Start of RECORDS
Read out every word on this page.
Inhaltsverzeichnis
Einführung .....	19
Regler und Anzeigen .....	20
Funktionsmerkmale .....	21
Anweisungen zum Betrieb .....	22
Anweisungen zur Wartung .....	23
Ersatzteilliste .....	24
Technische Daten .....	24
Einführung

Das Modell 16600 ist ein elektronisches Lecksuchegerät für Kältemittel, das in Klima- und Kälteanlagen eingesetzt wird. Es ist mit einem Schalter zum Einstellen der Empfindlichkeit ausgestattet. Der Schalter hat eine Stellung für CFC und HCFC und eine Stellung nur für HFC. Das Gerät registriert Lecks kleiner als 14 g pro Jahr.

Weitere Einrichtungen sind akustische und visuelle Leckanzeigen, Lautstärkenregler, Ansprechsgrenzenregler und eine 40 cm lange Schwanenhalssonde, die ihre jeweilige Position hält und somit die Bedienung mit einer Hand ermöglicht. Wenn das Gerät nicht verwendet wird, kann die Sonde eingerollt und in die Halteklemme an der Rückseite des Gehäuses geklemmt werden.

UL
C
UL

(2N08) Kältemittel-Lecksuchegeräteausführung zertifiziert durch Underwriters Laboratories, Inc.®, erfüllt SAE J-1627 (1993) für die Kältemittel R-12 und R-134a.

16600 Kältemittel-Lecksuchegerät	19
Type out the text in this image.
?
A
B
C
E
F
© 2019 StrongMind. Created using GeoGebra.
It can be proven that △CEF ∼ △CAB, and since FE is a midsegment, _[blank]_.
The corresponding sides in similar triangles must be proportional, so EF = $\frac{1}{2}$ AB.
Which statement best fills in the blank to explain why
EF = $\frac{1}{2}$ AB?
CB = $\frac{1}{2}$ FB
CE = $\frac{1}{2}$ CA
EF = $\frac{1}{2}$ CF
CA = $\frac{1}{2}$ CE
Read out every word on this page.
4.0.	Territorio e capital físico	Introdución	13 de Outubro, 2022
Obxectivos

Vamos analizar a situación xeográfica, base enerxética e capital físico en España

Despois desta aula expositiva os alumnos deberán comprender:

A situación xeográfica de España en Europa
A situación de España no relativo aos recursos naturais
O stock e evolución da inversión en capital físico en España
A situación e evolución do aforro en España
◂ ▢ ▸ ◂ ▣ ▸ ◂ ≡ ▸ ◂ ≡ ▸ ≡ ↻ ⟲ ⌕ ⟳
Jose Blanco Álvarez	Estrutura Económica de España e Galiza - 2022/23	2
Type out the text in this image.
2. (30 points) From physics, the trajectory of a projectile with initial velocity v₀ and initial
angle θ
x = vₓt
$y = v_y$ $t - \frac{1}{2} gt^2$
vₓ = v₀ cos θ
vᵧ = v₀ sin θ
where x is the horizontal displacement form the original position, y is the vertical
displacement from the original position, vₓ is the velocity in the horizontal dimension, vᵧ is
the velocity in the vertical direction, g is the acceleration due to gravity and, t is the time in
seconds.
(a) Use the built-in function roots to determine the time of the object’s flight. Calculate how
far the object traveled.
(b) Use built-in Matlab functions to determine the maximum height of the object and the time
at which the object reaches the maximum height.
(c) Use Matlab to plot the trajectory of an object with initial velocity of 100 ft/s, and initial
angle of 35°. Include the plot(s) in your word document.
End of RECORDS
:: EXERCISE INSTRUCTIONS ::
Please repeat the listing above in full and exactly.

:: CORRECT OUTPUT ::
Read out every word on this page.
Inhaltsverzeichnis
Einführung .....	19
Regler und Anzeigen .....	20
Funktionsmerkmale .....	21
Anweisungen zum Betrieb .....	22
Anweisungen zur Wartung .....	23
Ersatzteilliste .....	24
Technische Daten .....	24
Einführung

Das Modell 16600 ist ein elektronisches Lecksuchegerät für Kältemittel, das in Klima- und Kälteanlagen eingesetzt wird. Es ist mit einem Schalter zum Einstellen der Empfindlichkeit ausgestattet. Der Schalter hat eine Stellung für CFC und HCFC und eine Stellung nur für HFC. Das Gerät registriert Lecks kleiner als 14 g pro Jahr.

Weitere Einrichtungen sind akustische und visuelle Leckanzeigen, Lautstärkenregler, Ansprechsgrenzenregler und eine 40 cm lange Schwanenhalssonde, die ihre jeweilige Position hält und somit die Bedienung mit einer Hand ermöglicht. Wenn das Gerät nicht verwendet wird, kann die Sonde eingerollt und in die Halteklemme an der Rückseite des Gehäuses geklemmt werden.

UL
C
UL

(2N08) Kältemittel-Lecksuchegeräteausführung zertifiziert durch Underwriters Laboratories, Inc.®, erfüllt SAE J-1627 (1993) für die Kältemittel R-12 und R-134a.

16600 Kältemittel-Lecksuchegerät	19
Type out the text in this image.
?
A
B
C
E
F
© 2019 StrongMind. Created using GeoGebra.
It can be proven that △CEF ∼ △CAB, and since FE is a midsegment, _[blank]_.
The corresponding sides in similar triangles must be proportional, so EF = $\frac{1}{2}$ AB.
Which statement best fills in the blank to explain why
EF = $\frac{1}{2}$ AB?
CB = $\frac{1}{2}$ FB
CE = $\frac{1}{2}$ CA
EF = $\frac{1}{2}$ CF
CA = $\frac{1}{2}$ CE
Read out every word on this page.
4.0.	Territorio e capital físico	Introdución	13 de Outubro, 2022
Obxectivos

Vamos analizar a situación xeográfica, base enerxética e capital físico en España

Despois desta aula expositiva os alumnos deberán comprender:

A situación xeográfica de España en Europa
A situación de España no relativo aos recursos naturais
O stock e evolución da inversión en capital físico en España
A situación e evolución do aforro en España
◂ ▢ ▸ ◂ ▣ ▸ ◂ ≡ ▸ ◂ ≡ ▸ ≡ ↻ ⟲ ⌕ ⟳
Jose Blanco Álvarez	Estrutura Económica de España e Galiza - 2022/23	2
Type out the text in this image.
2. (30 points) From physics, the trajectory of a projectile with initial velocity v₀ and initial
angle θ
x = vₓt
$y = v_y$ $t - \frac{1}{2} gt^2$
vₓ = v₀ cos θ
vᵧ = v₀ sin θ
where x is the horizontal displacement form the original position, y is the vertical
displacement from the original position, vₓ is the velocity in the horizontal dimension, vᵧ is
the velocity in the vertical direction, g is the acceleration due to gravity and, t is the time in
seconds.
(a) Use the built-in function roots to determine the time of the object’s flight. Calculate how
far the object traveled.
(b) Use built-in Matlab functions to determine the maximum height of the object and the time
at which the object reaches the maximum height.
(c) Use Matlab to plot the trajectory of an object with initial velocity of 100 ft/s, and initial
angle of 35°. Include the plot(s) in your word document.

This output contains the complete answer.